▸ **Work order**:
All lines in the entries below that hold "interview" make up the answer.

====================

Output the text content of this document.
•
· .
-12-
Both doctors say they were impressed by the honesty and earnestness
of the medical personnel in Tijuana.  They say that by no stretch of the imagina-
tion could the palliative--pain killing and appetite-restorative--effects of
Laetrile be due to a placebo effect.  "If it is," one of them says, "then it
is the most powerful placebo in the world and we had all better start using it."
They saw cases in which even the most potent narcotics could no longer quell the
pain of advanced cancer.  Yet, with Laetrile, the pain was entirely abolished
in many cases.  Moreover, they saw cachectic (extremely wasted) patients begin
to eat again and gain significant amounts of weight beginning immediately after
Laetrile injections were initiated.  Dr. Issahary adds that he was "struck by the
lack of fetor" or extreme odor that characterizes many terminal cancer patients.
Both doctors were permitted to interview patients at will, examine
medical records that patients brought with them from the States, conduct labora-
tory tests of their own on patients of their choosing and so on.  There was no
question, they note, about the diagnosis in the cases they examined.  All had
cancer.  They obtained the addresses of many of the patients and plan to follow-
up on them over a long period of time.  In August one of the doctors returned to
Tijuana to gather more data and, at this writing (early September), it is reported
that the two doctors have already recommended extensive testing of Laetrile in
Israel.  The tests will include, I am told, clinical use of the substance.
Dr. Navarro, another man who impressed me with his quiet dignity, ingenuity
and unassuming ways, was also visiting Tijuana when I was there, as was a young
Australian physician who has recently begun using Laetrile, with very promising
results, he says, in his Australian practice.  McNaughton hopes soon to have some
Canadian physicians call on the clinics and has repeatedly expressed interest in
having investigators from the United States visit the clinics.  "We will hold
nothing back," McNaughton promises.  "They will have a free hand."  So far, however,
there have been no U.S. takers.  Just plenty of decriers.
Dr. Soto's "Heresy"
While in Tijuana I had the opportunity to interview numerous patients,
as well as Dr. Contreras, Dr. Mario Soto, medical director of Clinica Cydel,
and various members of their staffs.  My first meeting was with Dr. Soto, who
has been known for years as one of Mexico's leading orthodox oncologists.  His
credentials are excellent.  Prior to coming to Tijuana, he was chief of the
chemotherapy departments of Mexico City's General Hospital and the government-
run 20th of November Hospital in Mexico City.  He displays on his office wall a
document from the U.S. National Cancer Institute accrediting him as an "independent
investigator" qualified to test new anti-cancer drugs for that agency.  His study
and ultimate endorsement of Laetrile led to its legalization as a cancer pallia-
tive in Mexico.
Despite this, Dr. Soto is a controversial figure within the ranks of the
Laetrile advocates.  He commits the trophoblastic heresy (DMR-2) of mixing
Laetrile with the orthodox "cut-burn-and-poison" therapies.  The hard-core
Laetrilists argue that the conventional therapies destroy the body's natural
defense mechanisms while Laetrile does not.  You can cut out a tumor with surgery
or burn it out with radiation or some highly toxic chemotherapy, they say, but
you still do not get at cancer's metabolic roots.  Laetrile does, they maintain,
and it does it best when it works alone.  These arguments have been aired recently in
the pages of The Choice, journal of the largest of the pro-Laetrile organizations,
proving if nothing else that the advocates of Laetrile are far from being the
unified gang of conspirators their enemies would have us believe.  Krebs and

====================

▸ **Expected output**:
Both doctors were permitted to interview patients at will, examine
While in Tijuana I had the opportunity to interview numerous patients,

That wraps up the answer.